## Given task
Begin at the line below that contains "Type out the text in this image.". Repeat it and all remaining lines of the records exactly.

start Records supplied

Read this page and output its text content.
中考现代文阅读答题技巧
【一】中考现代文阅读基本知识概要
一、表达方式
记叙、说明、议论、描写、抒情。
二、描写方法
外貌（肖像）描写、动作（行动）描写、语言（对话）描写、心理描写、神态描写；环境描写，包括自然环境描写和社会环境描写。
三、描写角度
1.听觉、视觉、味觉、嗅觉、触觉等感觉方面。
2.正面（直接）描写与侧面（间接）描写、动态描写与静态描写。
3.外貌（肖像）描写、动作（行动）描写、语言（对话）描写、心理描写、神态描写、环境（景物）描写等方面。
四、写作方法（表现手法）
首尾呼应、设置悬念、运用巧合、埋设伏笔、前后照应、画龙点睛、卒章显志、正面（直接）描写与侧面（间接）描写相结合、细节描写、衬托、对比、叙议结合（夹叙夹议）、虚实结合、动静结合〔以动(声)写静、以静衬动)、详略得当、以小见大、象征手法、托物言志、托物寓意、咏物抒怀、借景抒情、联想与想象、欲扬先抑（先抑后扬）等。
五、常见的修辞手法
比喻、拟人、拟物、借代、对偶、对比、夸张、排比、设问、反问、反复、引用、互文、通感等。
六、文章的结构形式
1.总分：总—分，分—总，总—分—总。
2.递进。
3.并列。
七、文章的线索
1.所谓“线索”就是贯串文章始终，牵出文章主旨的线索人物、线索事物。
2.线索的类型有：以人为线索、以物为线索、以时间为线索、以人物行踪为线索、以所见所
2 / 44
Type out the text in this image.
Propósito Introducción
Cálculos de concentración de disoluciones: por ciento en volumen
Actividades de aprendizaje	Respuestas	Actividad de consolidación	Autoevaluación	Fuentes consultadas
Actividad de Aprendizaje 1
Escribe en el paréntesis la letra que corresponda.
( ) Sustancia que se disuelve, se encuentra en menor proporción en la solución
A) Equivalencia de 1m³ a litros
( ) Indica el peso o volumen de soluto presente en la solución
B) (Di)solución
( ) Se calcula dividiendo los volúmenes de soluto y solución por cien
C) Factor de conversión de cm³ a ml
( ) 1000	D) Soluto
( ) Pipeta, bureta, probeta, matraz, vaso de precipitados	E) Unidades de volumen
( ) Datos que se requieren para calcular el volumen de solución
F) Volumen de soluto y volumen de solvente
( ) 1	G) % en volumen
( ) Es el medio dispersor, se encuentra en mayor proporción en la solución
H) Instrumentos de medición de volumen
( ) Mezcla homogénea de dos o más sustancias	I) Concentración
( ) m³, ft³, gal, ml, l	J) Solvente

end Records supplied

## Right answer
Type out the text in this image.
Propósito Introducción
Cálculos de concentración de disoluciones: por ciento en volumen
Actividades de aprendizaje	Respuestas	Actividad de consolidación	Autoevaluación	Fuentes consultadas
Actividad de Aprendizaje 1
Escribe en el paréntesis la letra que corresponda.
( ) Sustancia que se disuelve, se encuentra en menor proporción en la solución
A) Equivalencia de 1m³ a litros
( ) Indica el peso o volumen de soluto presente en la solución
B) (Di)solución
( ) Se calcula dividiendo los volúmenes de soluto y solución por cien
C) Factor de conversión de cm³ a ml
( ) 1000	D) Soluto
( ) Pipeta, bureta, probeta, matraz, vaso de precipitados	E) Unidades de volumen
( ) Datos que se requieren para calcular el volumen de solución
F) Volumen de soluto y volumen de solvente
( ) 1	G) % en volumen
( ) Es el medio dispersor, se encuentra en mayor proporción en la solución
H) Instrumentos de medición de volumen
( ) Mezcla homogénea de dos o más sustancias	I) Concentración
( ) m³, ft³, gal, ml, l	J) Solvente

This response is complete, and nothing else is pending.